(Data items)
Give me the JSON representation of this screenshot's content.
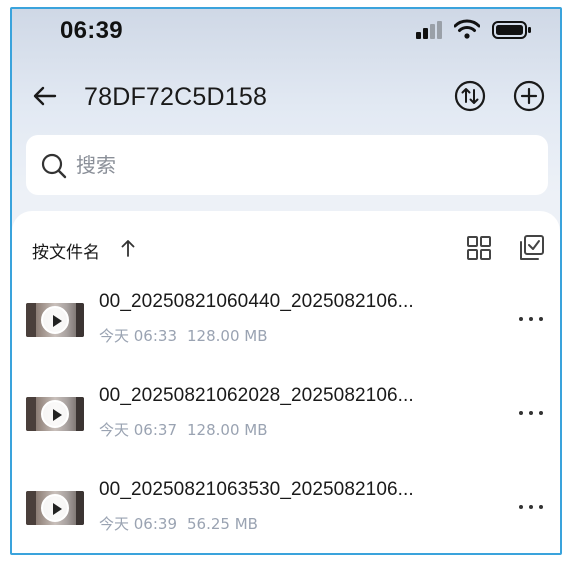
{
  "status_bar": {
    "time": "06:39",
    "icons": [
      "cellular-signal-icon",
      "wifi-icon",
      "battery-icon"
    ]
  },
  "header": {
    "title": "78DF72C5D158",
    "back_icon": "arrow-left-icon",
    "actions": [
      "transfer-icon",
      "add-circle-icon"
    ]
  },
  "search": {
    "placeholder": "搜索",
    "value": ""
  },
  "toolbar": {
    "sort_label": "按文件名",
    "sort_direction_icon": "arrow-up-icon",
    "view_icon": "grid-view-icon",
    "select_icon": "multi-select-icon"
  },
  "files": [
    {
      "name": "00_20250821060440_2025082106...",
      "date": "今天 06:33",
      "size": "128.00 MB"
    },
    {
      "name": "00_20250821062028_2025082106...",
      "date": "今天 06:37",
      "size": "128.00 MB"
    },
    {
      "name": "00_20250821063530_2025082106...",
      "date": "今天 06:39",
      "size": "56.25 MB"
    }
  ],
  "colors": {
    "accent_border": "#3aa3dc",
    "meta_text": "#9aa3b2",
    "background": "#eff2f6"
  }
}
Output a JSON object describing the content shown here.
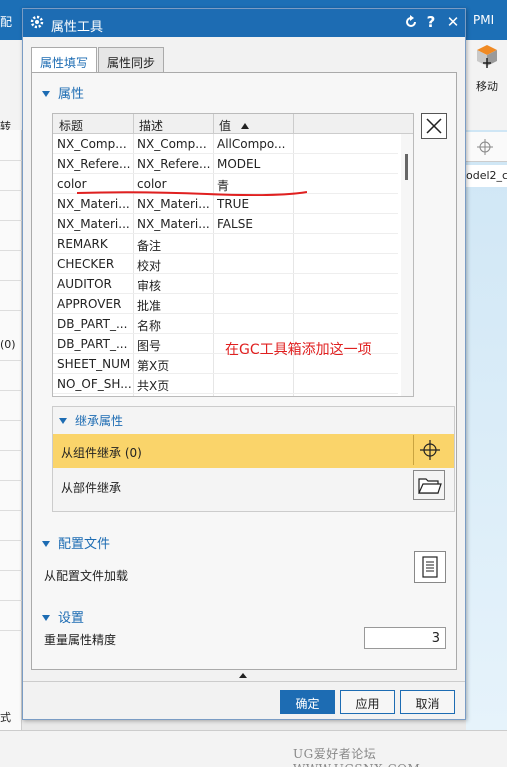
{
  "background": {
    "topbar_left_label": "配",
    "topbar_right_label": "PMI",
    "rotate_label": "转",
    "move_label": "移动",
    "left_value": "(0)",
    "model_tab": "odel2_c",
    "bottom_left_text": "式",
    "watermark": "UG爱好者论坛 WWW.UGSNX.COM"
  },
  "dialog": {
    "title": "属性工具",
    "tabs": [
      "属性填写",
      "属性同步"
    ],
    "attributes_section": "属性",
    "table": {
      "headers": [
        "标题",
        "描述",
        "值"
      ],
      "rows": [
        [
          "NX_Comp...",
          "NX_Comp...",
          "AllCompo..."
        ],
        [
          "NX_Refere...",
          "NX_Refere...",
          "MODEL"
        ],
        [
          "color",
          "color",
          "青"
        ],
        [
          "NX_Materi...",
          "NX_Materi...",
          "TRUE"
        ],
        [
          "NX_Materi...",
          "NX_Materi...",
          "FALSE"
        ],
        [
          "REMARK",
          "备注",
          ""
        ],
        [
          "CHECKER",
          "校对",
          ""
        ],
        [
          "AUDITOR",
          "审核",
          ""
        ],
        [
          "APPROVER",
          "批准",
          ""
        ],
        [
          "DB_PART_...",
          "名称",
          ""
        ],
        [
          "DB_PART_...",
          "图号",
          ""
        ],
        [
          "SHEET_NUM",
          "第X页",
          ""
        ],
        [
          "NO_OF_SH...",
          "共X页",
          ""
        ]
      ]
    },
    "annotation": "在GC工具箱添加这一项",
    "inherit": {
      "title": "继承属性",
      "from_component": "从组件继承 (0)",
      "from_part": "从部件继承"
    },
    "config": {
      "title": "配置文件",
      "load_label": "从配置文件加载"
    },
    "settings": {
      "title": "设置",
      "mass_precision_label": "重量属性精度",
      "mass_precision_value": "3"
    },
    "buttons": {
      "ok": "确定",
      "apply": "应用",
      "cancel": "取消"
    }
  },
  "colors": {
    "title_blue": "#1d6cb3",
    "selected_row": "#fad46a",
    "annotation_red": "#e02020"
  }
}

==

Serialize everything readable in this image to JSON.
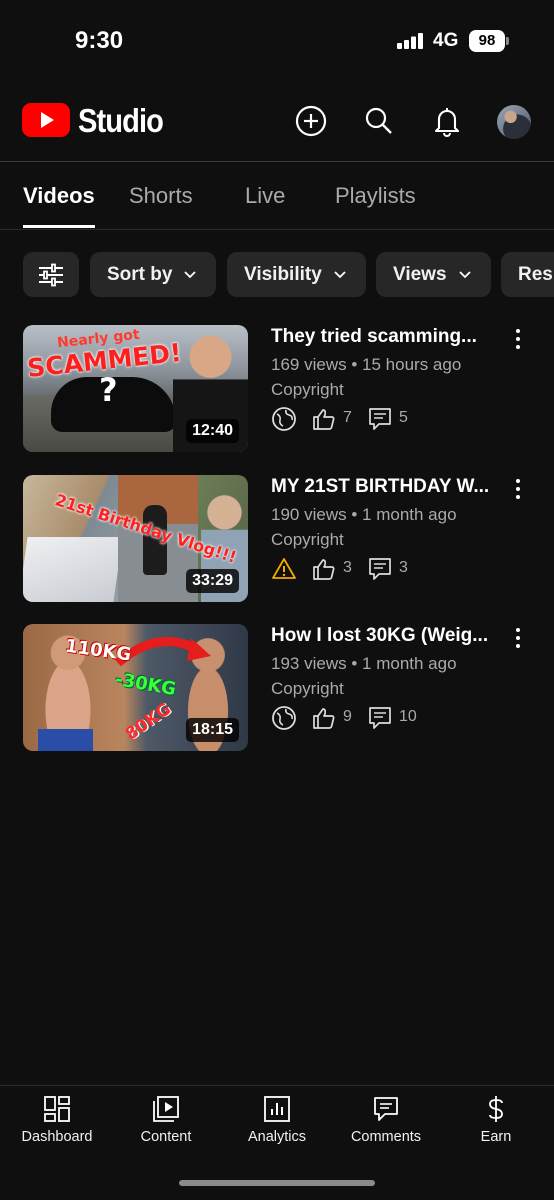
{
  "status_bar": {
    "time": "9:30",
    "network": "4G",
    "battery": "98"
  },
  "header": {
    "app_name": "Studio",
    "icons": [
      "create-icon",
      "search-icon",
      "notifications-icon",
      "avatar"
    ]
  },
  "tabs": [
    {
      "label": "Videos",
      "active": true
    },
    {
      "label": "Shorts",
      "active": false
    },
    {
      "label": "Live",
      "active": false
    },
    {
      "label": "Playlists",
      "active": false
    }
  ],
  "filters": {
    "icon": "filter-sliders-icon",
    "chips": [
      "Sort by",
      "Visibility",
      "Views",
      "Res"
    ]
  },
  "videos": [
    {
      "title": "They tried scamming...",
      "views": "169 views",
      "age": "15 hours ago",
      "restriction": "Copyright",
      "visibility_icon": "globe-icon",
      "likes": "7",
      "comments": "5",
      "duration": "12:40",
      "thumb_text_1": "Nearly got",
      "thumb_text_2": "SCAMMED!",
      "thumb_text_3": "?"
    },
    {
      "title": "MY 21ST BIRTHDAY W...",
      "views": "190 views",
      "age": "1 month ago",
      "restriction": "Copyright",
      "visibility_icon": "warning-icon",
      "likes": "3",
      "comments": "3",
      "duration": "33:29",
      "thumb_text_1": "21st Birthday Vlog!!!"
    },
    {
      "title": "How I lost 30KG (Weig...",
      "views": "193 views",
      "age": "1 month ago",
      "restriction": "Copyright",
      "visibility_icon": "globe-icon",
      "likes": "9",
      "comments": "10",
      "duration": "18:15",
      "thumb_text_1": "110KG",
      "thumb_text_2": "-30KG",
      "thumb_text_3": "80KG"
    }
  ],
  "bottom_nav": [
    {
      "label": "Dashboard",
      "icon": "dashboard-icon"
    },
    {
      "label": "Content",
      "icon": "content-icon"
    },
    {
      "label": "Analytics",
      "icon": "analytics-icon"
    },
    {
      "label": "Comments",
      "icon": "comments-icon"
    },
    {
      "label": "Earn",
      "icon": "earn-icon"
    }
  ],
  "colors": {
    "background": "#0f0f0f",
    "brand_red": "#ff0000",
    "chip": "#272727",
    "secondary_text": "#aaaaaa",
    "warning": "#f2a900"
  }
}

* * *

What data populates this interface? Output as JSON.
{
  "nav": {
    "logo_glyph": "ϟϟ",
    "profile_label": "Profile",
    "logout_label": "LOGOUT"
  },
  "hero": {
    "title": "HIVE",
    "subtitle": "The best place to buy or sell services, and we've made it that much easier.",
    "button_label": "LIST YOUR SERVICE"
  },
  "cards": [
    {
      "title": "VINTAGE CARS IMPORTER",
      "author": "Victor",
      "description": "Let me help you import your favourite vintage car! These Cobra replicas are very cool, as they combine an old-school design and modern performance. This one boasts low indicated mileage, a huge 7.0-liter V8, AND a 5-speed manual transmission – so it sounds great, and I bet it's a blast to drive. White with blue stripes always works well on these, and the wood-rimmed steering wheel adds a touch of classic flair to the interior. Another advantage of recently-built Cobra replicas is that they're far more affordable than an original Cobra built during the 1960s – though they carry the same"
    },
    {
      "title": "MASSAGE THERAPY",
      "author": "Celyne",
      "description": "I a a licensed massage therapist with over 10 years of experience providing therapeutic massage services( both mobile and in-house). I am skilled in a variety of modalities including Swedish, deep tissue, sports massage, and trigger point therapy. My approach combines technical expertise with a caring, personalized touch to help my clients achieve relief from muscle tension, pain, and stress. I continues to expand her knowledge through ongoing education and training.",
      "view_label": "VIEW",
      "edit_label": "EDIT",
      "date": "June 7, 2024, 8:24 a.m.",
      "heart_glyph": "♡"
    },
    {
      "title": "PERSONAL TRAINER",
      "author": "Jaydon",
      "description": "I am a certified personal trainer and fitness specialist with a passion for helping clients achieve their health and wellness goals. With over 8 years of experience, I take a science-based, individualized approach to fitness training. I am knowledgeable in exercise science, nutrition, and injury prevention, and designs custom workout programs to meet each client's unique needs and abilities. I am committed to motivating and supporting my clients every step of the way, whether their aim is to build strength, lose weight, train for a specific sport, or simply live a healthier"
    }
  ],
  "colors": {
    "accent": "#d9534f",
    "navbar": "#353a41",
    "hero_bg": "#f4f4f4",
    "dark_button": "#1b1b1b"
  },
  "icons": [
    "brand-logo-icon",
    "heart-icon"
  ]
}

### Challenge:
Which lines hold the word "author"? Show each one.

### Task answer:
      "author": "Victor",
      "author": "Celyne",
      "author": "Jaydon",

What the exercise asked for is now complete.